*PROVIDED MATERIAL*
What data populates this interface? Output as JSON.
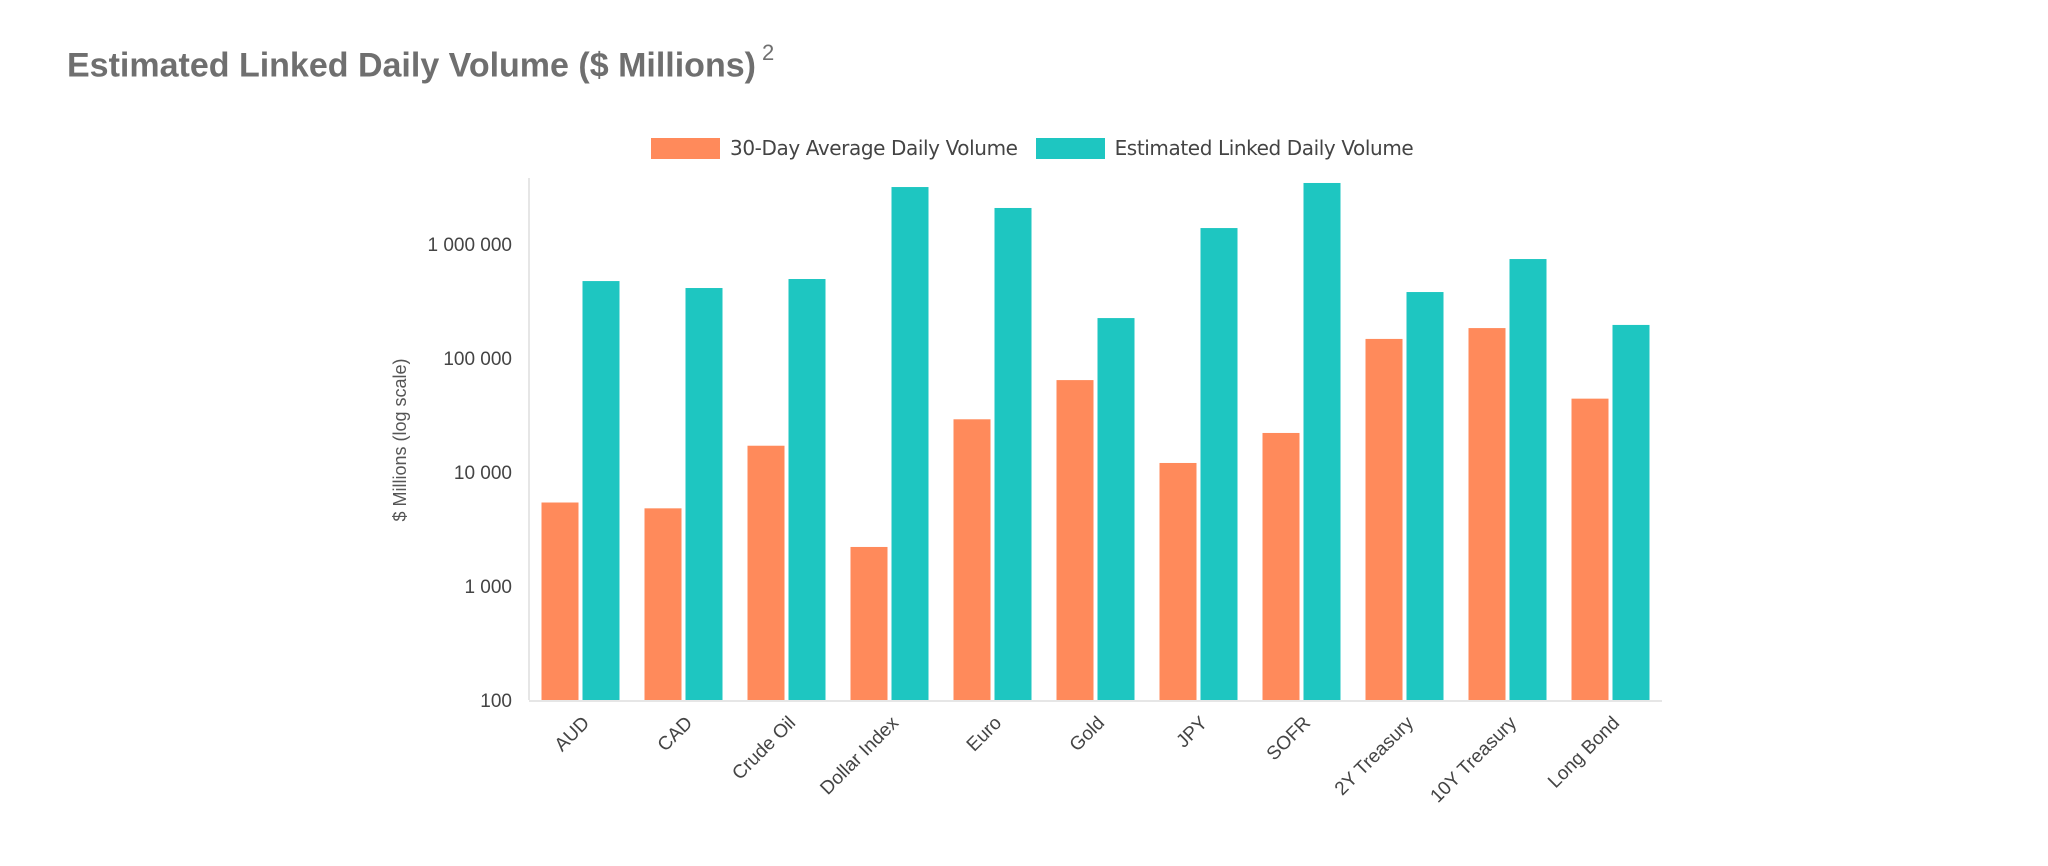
{
  "title": {
    "text": "Estimated Linked Daily Volume ($ Millions)",
    "footnote": "2"
  },
  "colors": {
    "series_a": "#ff8a5b",
    "series_b": "#1ec6c1",
    "axis": "#e6e6e6",
    "text": "#444444",
    "title": "#6f6f6f"
  },
  "chart_data": {
    "type": "bar",
    "title": "Estimated Linked Daily Volume ($ Millions)",
    "xlabel": "",
    "ylabel": "$ Millions (log scale)",
    "yscale": "log",
    "ylim": [
      100,
      4000000
    ],
    "yticks": [
      100,
      1000,
      10000,
      100000,
      1000000
    ],
    "ytick_labels": [
      "100",
      "1 000",
      "10 000",
      "100 000",
      "1 000 000"
    ],
    "grid": false,
    "legend_position": "top-center",
    "categories": [
      "AUD",
      "CAD",
      "Crude Oil",
      "Dollar Index",
      "Euro",
      "Gold",
      "JPY",
      "SOFR",
      "2Y Treasury",
      "10Y Treasury",
      "Long Bond"
    ],
    "series": [
      {
        "name": "30-Day Average Daily Volume",
        "color": "#ff8a5b",
        "values": [
          5400,
          4800,
          17000,
          2200,
          29000,
          64000,
          12000,
          22000,
          147000,
          183000,
          44000
        ]
      },
      {
        "name": "Estimated Linked Daily Volume",
        "color": "#1ec6c1",
        "values": [
          473000,
          411000,
          493000,
          3160000,
          2070000,
          224000,
          1380000,
          3430000,
          379000,
          738000,
          195000
        ]
      }
    ]
  }
}
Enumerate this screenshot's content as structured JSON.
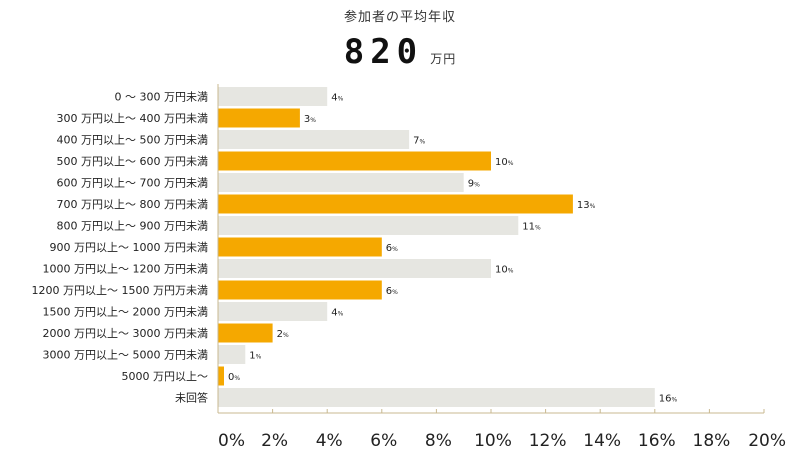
{
  "header": {
    "subtitle": "参加者の平均年収",
    "value": "820",
    "unit": "万円"
  },
  "colors": {
    "highlight": "#F5A800",
    "neutral": "#E6E6E1",
    "axis": "#C8B890",
    "text": "#222222"
  },
  "chart_data": {
    "type": "bar",
    "orientation": "horizontal",
    "categories": [
      "0 ～ 300 万円未満",
      "300 万円以上～ 400 万円未満",
      "400 万円以上～ 500 万円未満",
      "500 万円以上～ 600 万円未満",
      "600 万円以上～ 700 万円未満",
      "700 万円以上～ 800 万円未満",
      "800 万円以上～ 900 万円未満",
      "900 万円以上～ 1000 万円未満",
      "1000 万円以上～ 1200 万円未満",
      "1200 万円以上～ 1500 万円万未満",
      "1500 万円以上～ 2000 万円未満",
      "2000 万円以上～ 3000 万円未満",
      "3000 万円以上～ 5000 万円未満",
      "5000 万円以上～",
      "未回答"
    ],
    "values": [
      4,
      3,
      7,
      10,
      9,
      13,
      11,
      6,
      10,
      6,
      4,
      2,
      1,
      0,
      16
    ],
    "highlighted": [
      false,
      true,
      false,
      true,
      false,
      true,
      false,
      true,
      false,
      true,
      false,
      true,
      false,
      true,
      false
    ],
    "value_suffix": "%",
    "xlim": [
      0,
      20
    ],
    "xticks": [
      "0%",
      "2%",
      "4%",
      "6%",
      "8%",
      "10%",
      "12%",
      "14%",
      "16%",
      "18%",
      "20%"
    ],
    "grid": false
  }
}
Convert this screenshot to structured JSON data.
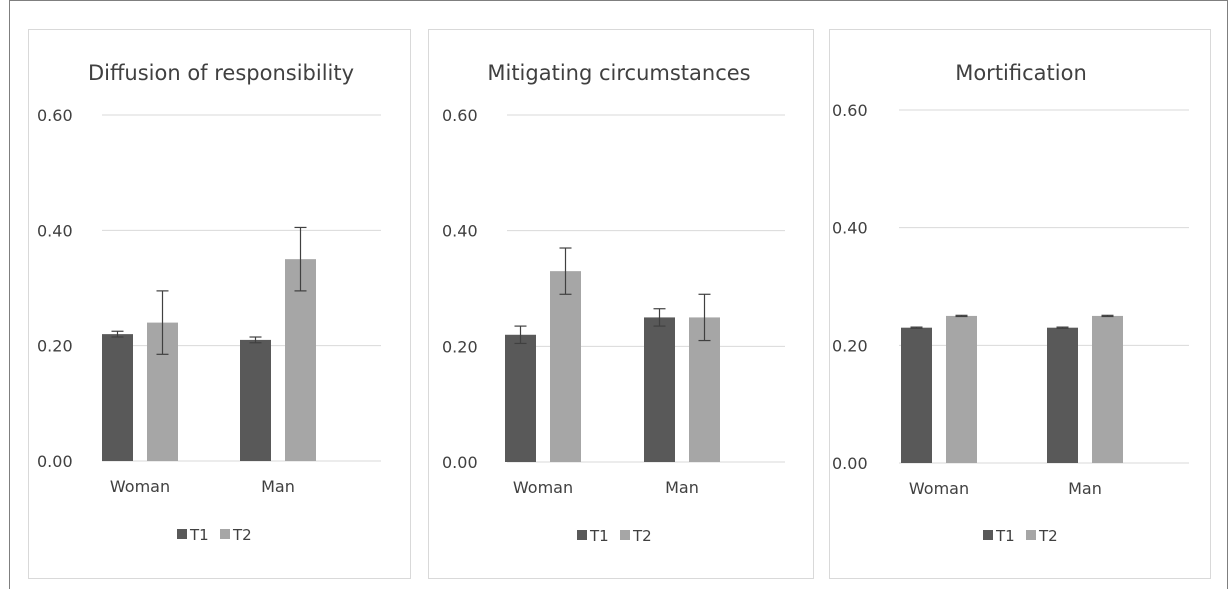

*PROBLEM*
From the data, list each line in which the string "万円未満" appears.

*WRITTEN REPLY*
      "0 ～ 300 万円未満",
      "300 万円以上～ 400 万円未満",
      "400 万円以上～ 500 万円未満",
      "500 万円以上～ 600 万円未満",
      "600 万円以上～ 700 万円未満",
      "700 万円以上～ 800 万円未満",
      "800 万円以上～ 900 万円未満",
      "900 万円以上～ 1000 万円未満",
      "1000 万円以上～ 1200 万円未満",
      "1500 万円以上～ 2000 万円未満",
      "2000 万円以上～ 3000 万円未満",
      "3000 万円以上～ 5000 万円未満",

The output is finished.